* PROVIDED PASSAGE:
↓↓↓

You do realize the graphic style means they can have more stuff happening on screen right? Don't like it go back to cod.


----------



## Nordicus (May 3, 2013)

Reaper45 said:


> You do realize the graphic style means they can have more stuff happening on screen right? Don't like it go back to cod.


You do realize that there are games out there, with the same amount of things happening on the screen, that doesn't look like someones graduate project from '98?

And CoD? Please - Diablo 3 and Borderlands 2 all the way here, along with Dawn of War 2. I don't expect much, but I do expect a lot more than what is presented here for that pricetag.


----------



## Vaz (Mar 19, 2008)

Reaper45 said:


> You do realize the graphic style means they can have more stuff happening on screen right? Don't like it go back to cod.


Dude... Have you played Crysis? Dragon Age? Fuck, even Rome 2? Dawn of War 2, even the original Dawn of War look better than this.

Don't like it? Get in the bin.

Seriously, what the fuck is actually going on in the screens?










Look at flames on that megabolter - seriously, there's no AA at all. Looks like it's being played on a potato ffs.


----------



## Bindi Baji (Apr 23, 2009)

Vaz said:


> Seriously, what the fuck is actually going on in the screens?


Starting from the top right we have some soldiers who are celebrating christmas by blacking up as zwarte piet, 
below them we have a dwarf titan,
slightly to the left we have a group of Orcs who are currently trapped in what appears to be toytown and another band of orcs who have been eating beans (hence the crater they now find themselves in)
the orcs also appear to have commandeered a go kart from a small child,
there are also some space marines who appear to be watching what is happening and little else


----------



## Reaper45 (Jun 21, 2011)

Vaz said:


> Dude... Have you played Crysis? Dragon Age? Fuck, even Rome 2? Dawn of War 2, even the original Dawn of War look better than this.
> 
> Don't like it? Get in the bin.


I've played all of them, this game is basically panzer corps in space. Which as I recall was a fun game.


----------



## Vaz (Mar 19, 2008)

And you've just equated "good" game to graphics.

Right, in the bin with you it is.

↑↑↑

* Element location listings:
↓↓↓

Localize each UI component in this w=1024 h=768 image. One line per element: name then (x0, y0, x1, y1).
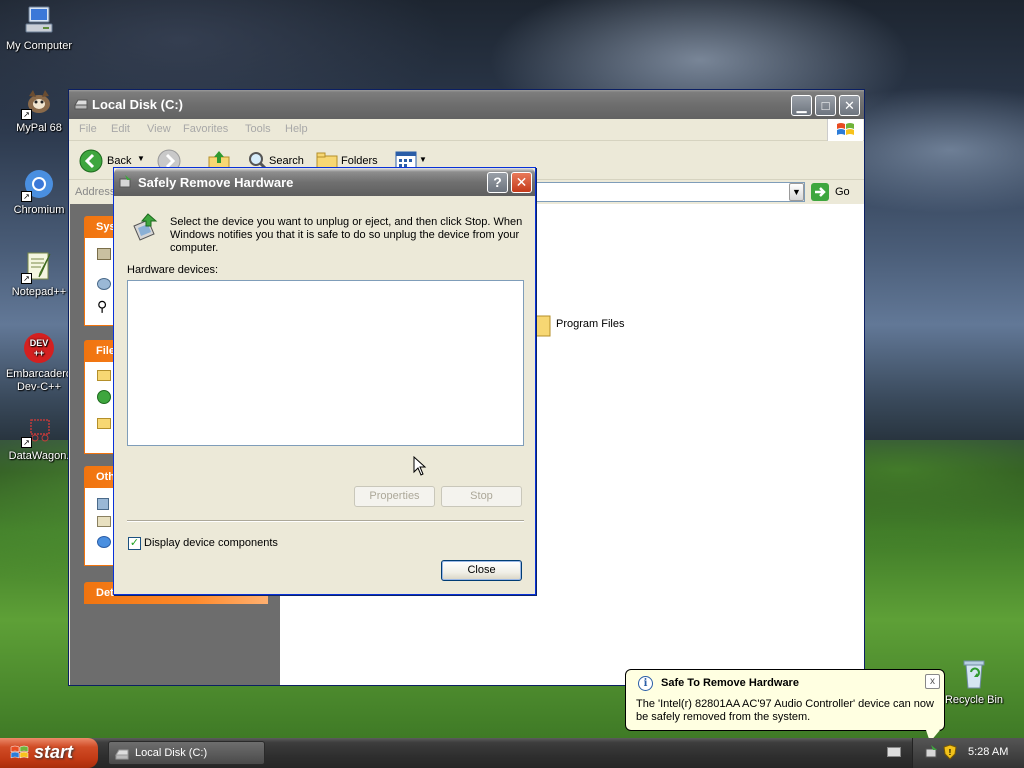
shortcut-arrow-icon: ↗ (21, 273, 32, 284)
remove-hardware-icon (130, 212, 160, 245)
folder-icon (97, 418, 111, 429)
safely-remove-dialog[interactable]: Safely Remove Hardware ? ✕ Select the de… (113, 167, 536, 595)
shortcut-arrow-icon: ↗ (21, 109, 32, 120)
desktop-icon-mypal[interactable]: ↗ MyPal 68 (0, 86, 78, 135)
drive-icon (74, 98, 88, 113)
close-icon: ✕ (844, 98, 855, 113)
shortcut-arrow-icon: ↗ (21, 191, 32, 202)
display-components-label[interactable]: Display device components (144, 537, 278, 549)
go-arrow-icon (811, 183, 829, 201)
close-button[interactable]: Close (441, 560, 522, 581)
views-dropdown-icon: ▼ (419, 155, 427, 164)
desktop-icon-datawagon[interactable]: ↗ DataWagon. (0, 414, 78, 463)
my-computer-icon (23, 4, 55, 36)
chromium-icon: ↗ (21, 168, 55, 202)
menu-edit[interactable]: Edit (111, 123, 130, 135)
dialog-titlebar[interactable]: Safely Remove Hardware ? ✕ (114, 168, 535, 196)
notification-balloon[interactable]: i Safe To Remove Hardware x The 'Intel(r… (625, 669, 945, 731)
desktop-icon-notepadpp[interactable]: ↗ Notepad++ (0, 250, 78, 299)
menu-tools[interactable]: Tools (245, 123, 271, 135)
search-icon: ⚲ (97, 298, 108, 314)
properties-button[interactable]: Properties (354, 486, 435, 507)
minimize-icon: ▁ (796, 98, 807, 113)
checkmark-icon: ✓ (129, 537, 140, 549)
help-button[interactable]: ? (487, 172, 508, 193)
minimize-button[interactable]: ▁ (791, 95, 812, 116)
safely-remove-icon (119, 175, 133, 192)
close-icon: ✕ (515, 174, 528, 190)
globe-icon (97, 390, 111, 404)
keyboard-icon[interactable] (887, 747, 901, 757)
hardware-devices-label: Hardware devices: (127, 264, 219, 276)
dialog-description: Select the device you want to unplug or … (170, 216, 523, 254)
printer-icon (97, 516, 111, 527)
dialog-title: Safely Remove Hardware (138, 175, 294, 190)
svg-text:DEV: DEV (30, 338, 49, 348)
close-icon: x (930, 676, 935, 687)
dialog-separator (127, 520, 524, 522)
svg-text:!: ! (949, 748, 952, 757)
explorer-titlebar[interactable]: Local Disk (C:) ▁ □ ✕ (69, 90, 864, 119)
recycle-bin-icon (958, 658, 990, 690)
start-button[interactable]: start (0, 738, 98, 768)
taskbar: start Local Disk (C:) ! 5:28 AM (0, 738, 1024, 768)
stop-button[interactable]: Stop (441, 486, 522, 507)
clock[interactable]: 5:28 AM (968, 746, 1008, 758)
file-item-program-files[interactable]: Program Files (520, 308, 720, 340)
menu-favorites[interactable]: Favorites (183, 123, 228, 135)
taskbar-item-local-disk[interactable]: Local Disk (C:) (108, 741, 265, 765)
balloon-message: The 'Intel(r) 82801AA AC'97 Audio Contro… (636, 698, 934, 723)
safely-remove-tray-icon[interactable] (925, 745, 939, 762)
svg-text:++: ++ (34, 348, 45, 358)
chevron-down-icon: ▼ (792, 187, 801, 197)
desktop-icon-devcpp[interactable]: DEV ++ Embarcadero Dev-C++ (0, 332, 78, 394)
go-button[interactable]: Go (811, 183, 861, 201)
back-arrow-icon (79, 149, 103, 173)
menu-bar: File Edit View Favorites Tools Help (69, 119, 864, 141)
balloon-title: Safe To Remove Hardware (661, 677, 799, 689)
dialog-close-x-button[interactable]: ✕ (511, 172, 532, 193)
folder-icon (97, 370, 111, 381)
drive-icon (115, 748, 129, 763)
devcpp-icon: DEV ++ (23, 332, 55, 364)
task-link-icon (97, 248, 111, 260)
computer-icon (97, 498, 109, 510)
maximize-icon: □ (821, 98, 830, 113)
windows-logo-icon (827, 119, 863, 141)
mypal-icon: ↗ (21, 86, 55, 120)
menu-file[interactable]: File (79, 123, 97, 135)
windows-logo-icon (10, 745, 29, 759)
mouse-cursor-icon (413, 455, 427, 479)
explorer-title: Local Disk (C:) (92, 97, 184, 112)
address-label: Address (75, 186, 116, 198)
hardware-devices-list[interactable] (127, 280, 524, 446)
help-icon: ? (493, 174, 502, 190)
info-icon: i (638, 676, 653, 691)
shortcut-arrow-icon: ↗ (21, 437, 32, 448)
address-dropdown-button[interactable]: ▼ (789, 183, 804, 201)
maximize-button[interactable]: □ (815, 95, 836, 116)
menu-help[interactable]: Help (285, 123, 308, 135)
datawagon-icon: ↗ (21, 414, 55, 448)
notepadpp-icon: ↗ (21, 250, 55, 284)
balloon-close-button[interactable]: x (925, 674, 940, 689)
back-dropdown-icon: ▼ (137, 154, 145, 163)
task-link-icon (97, 278, 111, 290)
network-icon (97, 536, 111, 548)
menu-view[interactable]: View (147, 123, 171, 135)
desktop-icon-chromium[interactable]: ↗ Chromium (0, 168, 78, 217)
desktop-icon-my-computer[interactable]: My Computer (0, 4, 78, 53)
display-components-checkbox[interactable]: ✓ (128, 537, 141, 550)
security-shield-icon[interactable]: ! (943, 744, 957, 763)
close-window-button[interactable]: ✕ (839, 95, 860, 116)
desktop-icon-recycle-bin[interactable]: Recycle Bin (935, 658, 1013, 707)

↑↑↑

* TO DO:
(1) Retype word for word the part of the forum thread on the game's graphics that begins at the words "Look at flames" and stops after "(Apr 23, 2009)".
(2) In the forum thread on the game's graphics, what game does Reaper45 say this game basically is, set in space?

* SOLUTIONS TO EACH TASK:
(1)
Look at flames on that megabolter - seriously, there's no AA at all. Looks like it's being played on a potato ffs.


----------



## Bindi Baji (Apr 23, 2009)

(2) Panzer Corps.